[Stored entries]
───
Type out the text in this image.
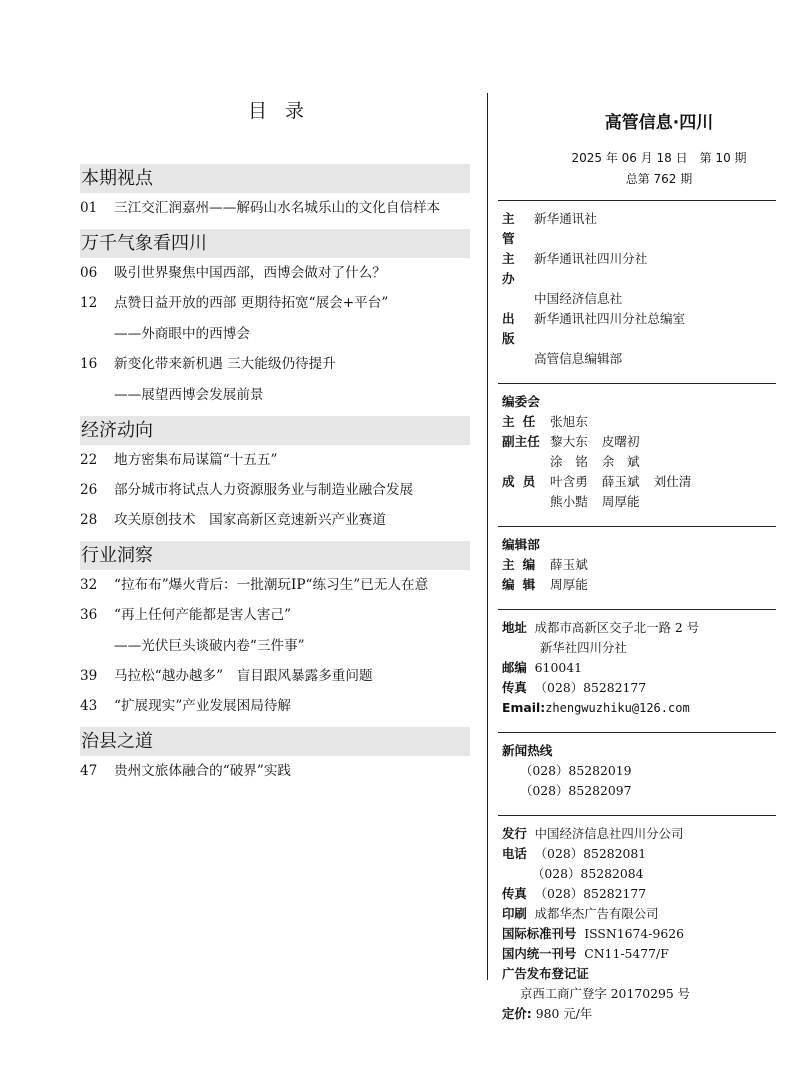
目录
本期视点
01 三江交汇润嘉州——解码山水名城乐山的文化自信样本
万千气象看四川
06 吸引世界聚焦中国西部，西博会做对了什么？
12 点赞日益开放的西部 更期待拓宽“展会+平台”
——外商眼中的西博会
16 新变化带来新机遇 三大能级仍待提升
——展望西博会发展前景
经济动向
22 地方密集布局谋篇“十五五”
26 部分城市将试点人力资源服务业与制造业融合发展
28 攻关原创技术　国家高新区竞速新兴产业赛道
行业洞察
32 “拉布布”爆火背后：一批潮玩IP“练习生”已无人在意
36 “再上任何产能都是害人害己”
——光伏巨头谈破内卷“三件事”
39 马拉松“越办越多”　盲目跟风暴露多重问题
43 “扩展现实”产业发展困局待解
治县之道
47 贵州文旅体融合的“破界”实践
高管信息·四川
2025 年 06 月 18 日　第 10 期
总第 762 期
主管
新华通讯社
主办
新华通讯社四川分社
中国经济信息社
出版
新华通讯社四川分社总编室
高管信息编辑部
编委会
主任 张旭东
副主任 黎大东 皮曙初
涂　铭 余　斌
成员 叶含勇 薛玉斌 刘仕清
熊小黠 周厚能
编辑部
主编 薛玉斌
编辑 周厚能
地址 成都市高新区交子北一路 2 号
新华社四川分社
邮编 610041
传真 （028）85282177
Email:zhengwuzhiku@126.com
新闻热线
（028）85282019
（028）85282097
发行 中国经济信息社四川分公司
电话 （028）85282081
（028）85282084
传真 （028）85282177
印刷 成都华杰广告有限公司
国际标准刊号 ISSN1674-9626
国内统一刊号 CN11-5477/F
广告发布登记证
京西工商广登字 20170295 号
定价: 980 元/年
───
REQUIRED TASK:
Write out the listing word for word, omitting the pictures it holds.

REPLY TO THE TASK:
Type out the text in this image.
目录
本期视点
01 三江交汇润嘉州——解码山水名城乐山的文化自信样本
万千气象看四川
06 吸引世界聚焦中国西部，西博会做对了什么？
12 点赞日益开放的西部 更期待拓宽“展会+平台”
——外商眼中的西博会
16 新变化带来新机遇 三大能级仍待提升
——展望西博会发展前景
经济动向
22 地方密集布局谋篇“十五五”
26 部分城市将试点人力资源服务业与制造业融合发展
28 攻关原创技术　国家高新区竞速新兴产业赛道
行业洞察
32 “拉布布”爆火背后：一批潮玩IP“练习生”已无人在意
36 “再上任何产能都是害人害己”
——光伏巨头谈破内卷“三件事”
39 马拉松“越办越多”　盲目跟风暴露多重问题
43 “扩展现实”产业发展困局待解
治县之道
47 贵州文旅体融合的“破界”实践
高管信息·四川
2025 年 06 月 18 日　第 10 期
总第 762 期
主管
新华通讯社
主办
新华通讯社四川分社
中国经济信息社
出版
新华通讯社四川分社总编室
高管信息编辑部
编委会
主任 张旭东
副主任 黎大东 皮曙初
涂　铭 余　斌
成员 叶含勇 薛玉斌 刘仕清
熊小黠 周厚能
编辑部
主编 薛玉斌
编辑 周厚能
地址 成都市高新区交子北一路 2 号
新华社四川分社
邮编 610041
传真 （028）85282177
Email:zhengwuzhiku@126.com
新闻热线
（028）85282019
（028）85282097
发行 中国经济信息社四川分公司
电话 （028）85282081
（028）85282084
传真 （028）85282177
印刷 成都华杰广告有限公司
国际标准刊号 ISSN1674-9626
国内统一刊号 CN11-5477/F
广告发布登记证
京西工商广登字 20170295 号
定价: 980 元/年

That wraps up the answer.